● **DO THIS**: Extract each line from the entries below that has the string "xlabel" in it.

— begin DATA LINES —

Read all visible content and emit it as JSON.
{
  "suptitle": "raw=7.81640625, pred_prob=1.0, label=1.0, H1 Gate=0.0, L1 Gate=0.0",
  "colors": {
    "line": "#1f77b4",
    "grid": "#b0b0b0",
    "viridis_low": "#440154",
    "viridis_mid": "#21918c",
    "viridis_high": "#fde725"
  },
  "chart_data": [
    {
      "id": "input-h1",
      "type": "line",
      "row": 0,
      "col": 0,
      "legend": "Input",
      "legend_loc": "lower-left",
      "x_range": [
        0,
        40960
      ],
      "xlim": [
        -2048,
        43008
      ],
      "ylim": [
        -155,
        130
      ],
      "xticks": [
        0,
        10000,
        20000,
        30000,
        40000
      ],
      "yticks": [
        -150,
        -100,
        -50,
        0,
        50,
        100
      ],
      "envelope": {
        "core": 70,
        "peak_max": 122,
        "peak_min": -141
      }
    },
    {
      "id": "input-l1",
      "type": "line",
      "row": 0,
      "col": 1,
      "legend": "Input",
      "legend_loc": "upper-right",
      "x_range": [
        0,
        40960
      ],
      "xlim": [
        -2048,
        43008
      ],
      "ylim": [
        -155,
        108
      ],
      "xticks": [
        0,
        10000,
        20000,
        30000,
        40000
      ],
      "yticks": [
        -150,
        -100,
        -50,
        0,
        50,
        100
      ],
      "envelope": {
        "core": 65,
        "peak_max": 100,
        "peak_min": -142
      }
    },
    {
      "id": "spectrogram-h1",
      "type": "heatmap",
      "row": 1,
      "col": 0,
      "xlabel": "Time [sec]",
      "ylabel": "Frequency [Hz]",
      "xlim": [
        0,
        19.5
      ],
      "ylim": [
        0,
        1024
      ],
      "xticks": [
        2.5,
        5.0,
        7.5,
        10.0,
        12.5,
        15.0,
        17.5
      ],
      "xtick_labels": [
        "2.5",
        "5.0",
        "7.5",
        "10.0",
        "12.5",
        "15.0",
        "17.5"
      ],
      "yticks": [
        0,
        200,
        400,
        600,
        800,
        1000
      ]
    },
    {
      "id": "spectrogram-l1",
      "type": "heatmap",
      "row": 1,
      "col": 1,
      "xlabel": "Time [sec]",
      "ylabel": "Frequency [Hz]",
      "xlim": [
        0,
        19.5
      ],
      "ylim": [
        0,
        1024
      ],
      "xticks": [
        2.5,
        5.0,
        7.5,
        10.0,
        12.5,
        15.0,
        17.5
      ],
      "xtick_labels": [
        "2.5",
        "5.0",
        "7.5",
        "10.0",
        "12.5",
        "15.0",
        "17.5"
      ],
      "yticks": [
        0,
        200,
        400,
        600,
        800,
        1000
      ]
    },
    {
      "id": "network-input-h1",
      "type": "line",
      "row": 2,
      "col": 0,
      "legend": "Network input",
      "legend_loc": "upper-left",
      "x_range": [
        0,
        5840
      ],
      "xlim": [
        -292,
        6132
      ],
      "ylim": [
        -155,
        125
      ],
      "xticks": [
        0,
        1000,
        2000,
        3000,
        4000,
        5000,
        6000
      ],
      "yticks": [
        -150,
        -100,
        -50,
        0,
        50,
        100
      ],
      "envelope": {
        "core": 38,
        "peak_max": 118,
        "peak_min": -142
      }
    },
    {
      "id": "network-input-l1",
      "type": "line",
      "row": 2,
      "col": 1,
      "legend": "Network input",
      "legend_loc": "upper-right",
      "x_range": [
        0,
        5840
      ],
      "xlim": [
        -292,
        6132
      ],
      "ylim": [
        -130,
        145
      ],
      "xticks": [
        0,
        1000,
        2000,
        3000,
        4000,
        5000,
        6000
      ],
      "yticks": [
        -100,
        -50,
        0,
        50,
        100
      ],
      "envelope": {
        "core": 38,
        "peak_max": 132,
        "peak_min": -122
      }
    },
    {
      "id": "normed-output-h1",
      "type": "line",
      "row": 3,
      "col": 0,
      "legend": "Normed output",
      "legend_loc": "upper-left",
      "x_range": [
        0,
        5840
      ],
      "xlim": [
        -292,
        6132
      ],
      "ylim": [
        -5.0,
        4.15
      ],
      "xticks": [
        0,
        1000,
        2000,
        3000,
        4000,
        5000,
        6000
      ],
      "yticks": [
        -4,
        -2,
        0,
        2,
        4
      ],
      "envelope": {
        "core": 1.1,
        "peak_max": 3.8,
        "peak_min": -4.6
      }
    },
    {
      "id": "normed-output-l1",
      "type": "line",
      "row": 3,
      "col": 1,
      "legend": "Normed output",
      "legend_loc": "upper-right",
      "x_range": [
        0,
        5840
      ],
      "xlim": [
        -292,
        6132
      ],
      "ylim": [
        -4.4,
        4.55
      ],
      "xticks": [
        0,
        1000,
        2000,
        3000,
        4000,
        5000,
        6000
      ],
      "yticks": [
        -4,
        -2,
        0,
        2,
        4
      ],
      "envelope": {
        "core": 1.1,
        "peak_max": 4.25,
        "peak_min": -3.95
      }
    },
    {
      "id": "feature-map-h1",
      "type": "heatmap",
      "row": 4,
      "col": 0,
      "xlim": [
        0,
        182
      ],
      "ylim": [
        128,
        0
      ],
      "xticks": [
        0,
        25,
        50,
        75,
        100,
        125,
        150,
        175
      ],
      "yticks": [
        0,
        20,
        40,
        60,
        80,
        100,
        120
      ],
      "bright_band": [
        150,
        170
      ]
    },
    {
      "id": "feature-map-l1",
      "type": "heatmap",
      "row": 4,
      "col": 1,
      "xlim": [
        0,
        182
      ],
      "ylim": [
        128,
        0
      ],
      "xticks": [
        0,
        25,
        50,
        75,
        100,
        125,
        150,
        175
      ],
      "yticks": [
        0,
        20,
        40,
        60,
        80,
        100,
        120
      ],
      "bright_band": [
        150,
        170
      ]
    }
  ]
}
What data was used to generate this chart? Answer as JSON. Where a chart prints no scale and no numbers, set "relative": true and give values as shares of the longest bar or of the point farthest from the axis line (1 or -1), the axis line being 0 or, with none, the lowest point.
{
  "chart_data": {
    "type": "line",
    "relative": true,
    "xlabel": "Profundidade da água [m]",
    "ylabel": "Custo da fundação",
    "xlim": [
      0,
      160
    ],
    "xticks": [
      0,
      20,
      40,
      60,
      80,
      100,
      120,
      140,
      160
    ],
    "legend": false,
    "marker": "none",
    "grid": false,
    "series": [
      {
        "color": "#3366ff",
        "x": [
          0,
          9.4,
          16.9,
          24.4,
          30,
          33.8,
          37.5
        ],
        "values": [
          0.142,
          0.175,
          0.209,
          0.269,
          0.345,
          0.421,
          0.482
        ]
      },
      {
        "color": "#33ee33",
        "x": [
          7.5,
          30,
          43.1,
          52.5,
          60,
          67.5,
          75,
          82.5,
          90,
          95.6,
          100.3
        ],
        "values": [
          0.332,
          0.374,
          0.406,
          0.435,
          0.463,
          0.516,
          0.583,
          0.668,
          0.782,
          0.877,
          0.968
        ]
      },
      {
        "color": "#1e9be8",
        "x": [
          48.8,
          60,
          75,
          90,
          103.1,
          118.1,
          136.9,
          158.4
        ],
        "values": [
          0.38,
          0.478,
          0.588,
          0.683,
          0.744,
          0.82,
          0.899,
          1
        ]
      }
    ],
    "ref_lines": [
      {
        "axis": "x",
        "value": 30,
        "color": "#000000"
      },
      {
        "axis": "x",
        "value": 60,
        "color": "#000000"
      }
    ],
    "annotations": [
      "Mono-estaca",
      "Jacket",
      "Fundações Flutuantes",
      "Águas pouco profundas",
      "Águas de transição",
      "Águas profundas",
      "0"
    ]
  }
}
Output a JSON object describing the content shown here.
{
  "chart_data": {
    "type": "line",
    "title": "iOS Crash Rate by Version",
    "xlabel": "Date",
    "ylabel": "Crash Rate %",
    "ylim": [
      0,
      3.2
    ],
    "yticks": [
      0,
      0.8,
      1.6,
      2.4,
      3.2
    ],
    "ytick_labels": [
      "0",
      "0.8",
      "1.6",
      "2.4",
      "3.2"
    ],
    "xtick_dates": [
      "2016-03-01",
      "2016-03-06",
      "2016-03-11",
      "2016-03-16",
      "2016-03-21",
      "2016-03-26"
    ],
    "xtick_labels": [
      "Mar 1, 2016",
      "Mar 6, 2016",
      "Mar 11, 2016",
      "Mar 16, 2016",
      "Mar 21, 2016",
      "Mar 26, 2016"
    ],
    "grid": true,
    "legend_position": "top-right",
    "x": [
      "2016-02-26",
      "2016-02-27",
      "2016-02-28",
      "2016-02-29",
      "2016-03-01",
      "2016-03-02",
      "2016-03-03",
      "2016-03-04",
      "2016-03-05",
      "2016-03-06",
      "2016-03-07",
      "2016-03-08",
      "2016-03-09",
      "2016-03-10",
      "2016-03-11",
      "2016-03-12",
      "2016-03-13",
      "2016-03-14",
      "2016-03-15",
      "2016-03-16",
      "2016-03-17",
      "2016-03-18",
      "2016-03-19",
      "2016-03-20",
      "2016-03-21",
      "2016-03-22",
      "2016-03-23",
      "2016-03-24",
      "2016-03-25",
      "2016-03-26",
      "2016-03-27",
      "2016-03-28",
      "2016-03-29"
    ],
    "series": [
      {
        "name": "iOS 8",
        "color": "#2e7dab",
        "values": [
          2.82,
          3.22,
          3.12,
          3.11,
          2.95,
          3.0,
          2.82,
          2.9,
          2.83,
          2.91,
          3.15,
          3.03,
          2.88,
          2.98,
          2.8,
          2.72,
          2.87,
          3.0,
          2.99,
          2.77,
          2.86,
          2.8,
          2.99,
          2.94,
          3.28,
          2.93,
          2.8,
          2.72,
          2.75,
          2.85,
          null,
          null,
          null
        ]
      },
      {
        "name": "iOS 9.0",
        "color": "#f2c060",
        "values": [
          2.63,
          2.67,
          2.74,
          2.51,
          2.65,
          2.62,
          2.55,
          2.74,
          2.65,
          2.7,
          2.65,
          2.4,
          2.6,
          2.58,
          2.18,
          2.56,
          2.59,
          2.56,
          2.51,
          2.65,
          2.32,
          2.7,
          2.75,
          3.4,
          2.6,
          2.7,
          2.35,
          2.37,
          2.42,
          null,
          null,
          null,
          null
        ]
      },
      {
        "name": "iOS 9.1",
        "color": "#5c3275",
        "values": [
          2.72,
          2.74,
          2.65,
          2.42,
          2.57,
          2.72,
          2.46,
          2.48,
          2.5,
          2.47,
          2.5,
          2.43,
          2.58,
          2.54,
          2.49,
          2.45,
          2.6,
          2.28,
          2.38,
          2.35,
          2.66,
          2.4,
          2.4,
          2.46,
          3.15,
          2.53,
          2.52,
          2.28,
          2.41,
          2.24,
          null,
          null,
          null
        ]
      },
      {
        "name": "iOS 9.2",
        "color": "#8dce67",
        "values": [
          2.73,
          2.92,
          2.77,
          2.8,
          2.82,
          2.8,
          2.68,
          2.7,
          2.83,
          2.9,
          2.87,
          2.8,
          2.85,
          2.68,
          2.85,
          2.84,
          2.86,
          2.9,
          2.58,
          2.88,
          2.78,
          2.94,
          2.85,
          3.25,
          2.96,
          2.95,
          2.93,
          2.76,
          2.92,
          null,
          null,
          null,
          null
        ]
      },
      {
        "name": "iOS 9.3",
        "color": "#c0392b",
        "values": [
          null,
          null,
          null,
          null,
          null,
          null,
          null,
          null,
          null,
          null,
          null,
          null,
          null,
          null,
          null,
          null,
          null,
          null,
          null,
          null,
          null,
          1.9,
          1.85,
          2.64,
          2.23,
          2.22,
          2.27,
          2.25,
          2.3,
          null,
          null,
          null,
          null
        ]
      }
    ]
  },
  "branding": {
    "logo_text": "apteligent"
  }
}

— end DATA LINES —

● **TASK SOLUTION**:
      "xlabel": "Time [sec]",
      "xlabel": "Time [sec]",
    "xlabel": "Profundidade da água [m]",
    "xlabel": "Date",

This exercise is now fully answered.